Required task: Pull every line containing "structured" from the entries.

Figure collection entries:
○ ○ ○ ○ ○ ○ ○
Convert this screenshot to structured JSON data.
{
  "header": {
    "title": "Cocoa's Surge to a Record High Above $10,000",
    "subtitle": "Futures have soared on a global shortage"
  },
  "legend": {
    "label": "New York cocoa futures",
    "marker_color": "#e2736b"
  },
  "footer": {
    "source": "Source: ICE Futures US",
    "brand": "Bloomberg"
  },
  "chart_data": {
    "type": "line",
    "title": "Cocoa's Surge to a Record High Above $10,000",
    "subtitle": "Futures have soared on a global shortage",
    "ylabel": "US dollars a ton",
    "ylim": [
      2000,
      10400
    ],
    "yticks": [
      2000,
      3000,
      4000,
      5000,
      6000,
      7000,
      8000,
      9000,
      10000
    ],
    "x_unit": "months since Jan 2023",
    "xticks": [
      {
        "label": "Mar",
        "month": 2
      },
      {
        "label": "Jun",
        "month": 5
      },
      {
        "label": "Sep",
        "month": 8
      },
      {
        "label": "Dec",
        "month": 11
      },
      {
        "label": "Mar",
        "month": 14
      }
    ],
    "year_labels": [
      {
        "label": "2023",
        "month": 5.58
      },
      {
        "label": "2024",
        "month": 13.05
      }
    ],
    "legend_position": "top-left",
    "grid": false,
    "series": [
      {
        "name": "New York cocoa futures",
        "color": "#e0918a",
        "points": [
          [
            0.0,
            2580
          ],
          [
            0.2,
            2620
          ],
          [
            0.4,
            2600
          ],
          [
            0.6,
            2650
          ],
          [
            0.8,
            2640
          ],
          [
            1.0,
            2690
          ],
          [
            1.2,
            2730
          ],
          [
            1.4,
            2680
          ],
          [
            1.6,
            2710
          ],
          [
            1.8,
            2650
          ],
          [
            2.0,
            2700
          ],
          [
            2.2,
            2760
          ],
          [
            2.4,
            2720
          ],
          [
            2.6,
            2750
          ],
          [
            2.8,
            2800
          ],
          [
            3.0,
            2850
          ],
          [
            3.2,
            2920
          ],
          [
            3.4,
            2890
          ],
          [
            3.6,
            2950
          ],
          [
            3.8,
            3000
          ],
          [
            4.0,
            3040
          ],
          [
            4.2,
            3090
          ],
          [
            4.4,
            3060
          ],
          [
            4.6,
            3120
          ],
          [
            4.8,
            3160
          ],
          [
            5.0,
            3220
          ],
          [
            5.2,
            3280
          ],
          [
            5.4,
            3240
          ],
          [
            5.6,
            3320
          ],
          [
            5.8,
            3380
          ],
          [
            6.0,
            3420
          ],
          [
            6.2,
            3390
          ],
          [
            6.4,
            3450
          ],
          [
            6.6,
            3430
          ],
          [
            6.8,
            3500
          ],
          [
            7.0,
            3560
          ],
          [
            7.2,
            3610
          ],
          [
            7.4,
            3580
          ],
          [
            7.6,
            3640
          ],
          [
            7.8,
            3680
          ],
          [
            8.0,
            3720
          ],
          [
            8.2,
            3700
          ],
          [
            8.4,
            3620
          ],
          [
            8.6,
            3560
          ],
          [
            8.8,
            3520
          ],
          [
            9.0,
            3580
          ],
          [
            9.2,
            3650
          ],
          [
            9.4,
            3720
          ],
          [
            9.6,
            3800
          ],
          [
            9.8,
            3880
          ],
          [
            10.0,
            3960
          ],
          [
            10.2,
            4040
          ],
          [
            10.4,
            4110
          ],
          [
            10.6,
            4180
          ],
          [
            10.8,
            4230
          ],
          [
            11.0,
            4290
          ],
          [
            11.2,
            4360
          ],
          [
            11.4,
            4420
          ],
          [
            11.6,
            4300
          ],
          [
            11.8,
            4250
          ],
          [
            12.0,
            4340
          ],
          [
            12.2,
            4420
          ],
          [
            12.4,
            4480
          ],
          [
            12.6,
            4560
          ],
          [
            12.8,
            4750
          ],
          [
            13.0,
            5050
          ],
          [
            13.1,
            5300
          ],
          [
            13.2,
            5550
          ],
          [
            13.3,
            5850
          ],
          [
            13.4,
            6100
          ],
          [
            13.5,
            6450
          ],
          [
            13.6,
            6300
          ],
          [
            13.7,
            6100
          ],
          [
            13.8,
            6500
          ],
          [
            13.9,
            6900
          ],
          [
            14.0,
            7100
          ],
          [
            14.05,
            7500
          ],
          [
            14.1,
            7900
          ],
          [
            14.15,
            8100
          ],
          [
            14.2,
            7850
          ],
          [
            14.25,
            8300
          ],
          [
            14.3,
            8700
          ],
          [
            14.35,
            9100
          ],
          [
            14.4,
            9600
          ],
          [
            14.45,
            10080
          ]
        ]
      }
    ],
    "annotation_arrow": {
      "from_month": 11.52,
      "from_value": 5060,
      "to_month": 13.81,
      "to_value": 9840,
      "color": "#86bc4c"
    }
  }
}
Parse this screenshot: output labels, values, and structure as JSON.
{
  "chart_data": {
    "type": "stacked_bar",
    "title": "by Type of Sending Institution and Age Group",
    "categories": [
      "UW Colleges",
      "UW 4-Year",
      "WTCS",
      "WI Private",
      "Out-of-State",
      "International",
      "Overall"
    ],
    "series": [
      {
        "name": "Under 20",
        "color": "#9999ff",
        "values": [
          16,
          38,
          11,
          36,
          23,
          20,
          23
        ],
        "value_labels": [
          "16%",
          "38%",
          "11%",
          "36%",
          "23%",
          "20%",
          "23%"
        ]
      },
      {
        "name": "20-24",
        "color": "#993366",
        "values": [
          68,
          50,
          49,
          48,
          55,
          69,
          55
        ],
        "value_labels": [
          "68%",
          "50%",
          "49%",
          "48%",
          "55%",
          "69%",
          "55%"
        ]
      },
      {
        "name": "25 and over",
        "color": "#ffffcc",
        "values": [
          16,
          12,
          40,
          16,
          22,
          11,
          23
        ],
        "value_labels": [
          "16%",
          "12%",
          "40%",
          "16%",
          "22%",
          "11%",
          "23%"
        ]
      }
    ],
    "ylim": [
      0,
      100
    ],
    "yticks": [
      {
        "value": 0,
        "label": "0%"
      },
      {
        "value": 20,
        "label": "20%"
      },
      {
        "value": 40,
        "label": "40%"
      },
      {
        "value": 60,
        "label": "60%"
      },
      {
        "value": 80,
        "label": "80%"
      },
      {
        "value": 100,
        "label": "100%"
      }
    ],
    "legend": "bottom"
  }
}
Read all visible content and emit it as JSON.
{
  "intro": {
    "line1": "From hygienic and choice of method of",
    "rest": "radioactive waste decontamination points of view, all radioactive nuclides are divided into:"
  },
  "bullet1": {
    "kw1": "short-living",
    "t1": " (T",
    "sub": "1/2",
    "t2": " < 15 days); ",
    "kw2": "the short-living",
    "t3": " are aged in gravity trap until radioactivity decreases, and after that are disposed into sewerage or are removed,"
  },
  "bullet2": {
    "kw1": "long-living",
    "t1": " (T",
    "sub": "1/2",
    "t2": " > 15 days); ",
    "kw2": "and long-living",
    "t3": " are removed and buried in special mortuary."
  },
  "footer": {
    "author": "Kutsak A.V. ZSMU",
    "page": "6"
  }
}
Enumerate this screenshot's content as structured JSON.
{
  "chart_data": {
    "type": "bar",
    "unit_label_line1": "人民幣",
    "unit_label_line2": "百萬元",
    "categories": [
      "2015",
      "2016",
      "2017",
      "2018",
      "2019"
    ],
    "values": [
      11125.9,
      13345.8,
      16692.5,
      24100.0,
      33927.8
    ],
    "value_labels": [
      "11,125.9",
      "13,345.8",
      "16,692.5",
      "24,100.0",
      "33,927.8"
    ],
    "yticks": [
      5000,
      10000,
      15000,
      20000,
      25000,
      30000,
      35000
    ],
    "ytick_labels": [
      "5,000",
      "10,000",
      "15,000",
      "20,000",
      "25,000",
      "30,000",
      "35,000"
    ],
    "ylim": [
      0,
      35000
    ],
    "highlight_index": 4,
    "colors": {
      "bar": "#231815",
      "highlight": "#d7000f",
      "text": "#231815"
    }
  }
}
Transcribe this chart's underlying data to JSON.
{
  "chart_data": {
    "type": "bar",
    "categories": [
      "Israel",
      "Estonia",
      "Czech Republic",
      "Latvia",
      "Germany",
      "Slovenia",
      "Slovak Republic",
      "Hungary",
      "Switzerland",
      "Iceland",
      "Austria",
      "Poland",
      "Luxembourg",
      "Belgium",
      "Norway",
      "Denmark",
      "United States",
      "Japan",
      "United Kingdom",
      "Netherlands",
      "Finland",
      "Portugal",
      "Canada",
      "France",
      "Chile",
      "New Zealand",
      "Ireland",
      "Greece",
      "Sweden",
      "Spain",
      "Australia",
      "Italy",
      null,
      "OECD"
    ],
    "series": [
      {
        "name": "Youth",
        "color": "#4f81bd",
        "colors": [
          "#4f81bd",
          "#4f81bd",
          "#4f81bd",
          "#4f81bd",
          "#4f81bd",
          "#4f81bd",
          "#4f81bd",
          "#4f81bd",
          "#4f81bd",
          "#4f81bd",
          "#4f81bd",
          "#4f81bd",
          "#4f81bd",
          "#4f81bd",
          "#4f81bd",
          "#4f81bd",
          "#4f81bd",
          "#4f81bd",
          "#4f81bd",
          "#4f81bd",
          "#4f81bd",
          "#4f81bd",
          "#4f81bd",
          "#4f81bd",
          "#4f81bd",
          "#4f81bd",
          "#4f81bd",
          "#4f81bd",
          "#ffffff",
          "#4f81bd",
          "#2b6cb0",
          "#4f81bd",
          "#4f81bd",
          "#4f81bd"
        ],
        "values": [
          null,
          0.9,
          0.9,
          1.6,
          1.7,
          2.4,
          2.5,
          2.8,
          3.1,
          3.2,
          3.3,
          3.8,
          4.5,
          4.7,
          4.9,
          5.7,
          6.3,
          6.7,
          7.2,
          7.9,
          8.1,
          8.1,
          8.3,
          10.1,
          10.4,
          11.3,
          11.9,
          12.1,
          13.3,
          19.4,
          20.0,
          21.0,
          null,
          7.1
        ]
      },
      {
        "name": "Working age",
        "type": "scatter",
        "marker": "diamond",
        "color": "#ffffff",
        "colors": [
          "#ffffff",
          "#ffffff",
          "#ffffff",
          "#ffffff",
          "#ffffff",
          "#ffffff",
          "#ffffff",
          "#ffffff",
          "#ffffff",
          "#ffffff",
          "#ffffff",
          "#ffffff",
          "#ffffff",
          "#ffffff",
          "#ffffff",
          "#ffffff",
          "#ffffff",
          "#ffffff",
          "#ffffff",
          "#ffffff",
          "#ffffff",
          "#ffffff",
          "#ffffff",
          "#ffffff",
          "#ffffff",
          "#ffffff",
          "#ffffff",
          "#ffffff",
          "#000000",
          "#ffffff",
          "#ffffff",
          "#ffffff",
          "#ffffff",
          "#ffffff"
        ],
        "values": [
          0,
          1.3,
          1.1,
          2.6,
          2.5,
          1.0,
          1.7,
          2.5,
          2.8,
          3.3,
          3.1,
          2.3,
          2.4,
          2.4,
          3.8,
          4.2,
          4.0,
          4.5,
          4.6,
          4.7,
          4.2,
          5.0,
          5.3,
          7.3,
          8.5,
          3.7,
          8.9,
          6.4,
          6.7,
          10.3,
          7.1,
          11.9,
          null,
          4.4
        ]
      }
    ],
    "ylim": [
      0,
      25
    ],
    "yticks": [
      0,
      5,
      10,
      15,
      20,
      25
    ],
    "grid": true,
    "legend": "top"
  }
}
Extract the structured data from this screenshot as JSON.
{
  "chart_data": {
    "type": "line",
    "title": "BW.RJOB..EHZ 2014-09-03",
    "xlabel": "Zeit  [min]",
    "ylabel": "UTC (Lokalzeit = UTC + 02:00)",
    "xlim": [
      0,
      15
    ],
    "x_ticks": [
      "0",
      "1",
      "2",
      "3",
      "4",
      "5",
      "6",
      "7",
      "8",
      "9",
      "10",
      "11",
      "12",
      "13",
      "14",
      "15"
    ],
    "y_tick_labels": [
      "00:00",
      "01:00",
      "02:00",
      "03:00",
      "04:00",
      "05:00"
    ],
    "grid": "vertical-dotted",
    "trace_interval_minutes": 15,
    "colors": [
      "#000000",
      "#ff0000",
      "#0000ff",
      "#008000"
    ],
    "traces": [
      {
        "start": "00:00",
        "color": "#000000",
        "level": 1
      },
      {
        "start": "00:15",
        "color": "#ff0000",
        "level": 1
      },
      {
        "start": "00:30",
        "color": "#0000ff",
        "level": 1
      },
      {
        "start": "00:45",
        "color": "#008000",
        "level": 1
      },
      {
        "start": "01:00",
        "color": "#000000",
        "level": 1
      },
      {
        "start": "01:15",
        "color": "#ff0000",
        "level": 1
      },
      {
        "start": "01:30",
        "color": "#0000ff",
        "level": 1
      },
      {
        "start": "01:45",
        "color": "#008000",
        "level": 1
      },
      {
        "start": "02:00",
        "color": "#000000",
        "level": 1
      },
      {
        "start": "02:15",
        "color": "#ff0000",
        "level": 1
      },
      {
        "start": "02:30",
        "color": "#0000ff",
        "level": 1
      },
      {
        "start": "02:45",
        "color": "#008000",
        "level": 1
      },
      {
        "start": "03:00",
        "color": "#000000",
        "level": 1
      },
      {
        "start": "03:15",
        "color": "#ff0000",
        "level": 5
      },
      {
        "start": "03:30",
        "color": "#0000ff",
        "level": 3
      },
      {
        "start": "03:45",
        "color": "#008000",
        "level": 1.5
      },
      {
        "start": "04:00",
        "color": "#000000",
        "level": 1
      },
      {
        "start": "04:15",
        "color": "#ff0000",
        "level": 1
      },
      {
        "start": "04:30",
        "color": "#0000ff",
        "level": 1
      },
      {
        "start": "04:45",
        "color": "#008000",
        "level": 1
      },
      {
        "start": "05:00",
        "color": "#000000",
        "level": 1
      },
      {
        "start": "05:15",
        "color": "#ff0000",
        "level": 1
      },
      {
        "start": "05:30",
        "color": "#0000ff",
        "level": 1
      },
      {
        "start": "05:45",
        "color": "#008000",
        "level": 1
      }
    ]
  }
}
○ ○ ○ ○ ○ ○ ○
Written response:
Convert this screenshot to structured JSON data.
Enumerate this screenshot's content as structured JSON.
Extract the structured data from this screenshot as JSON.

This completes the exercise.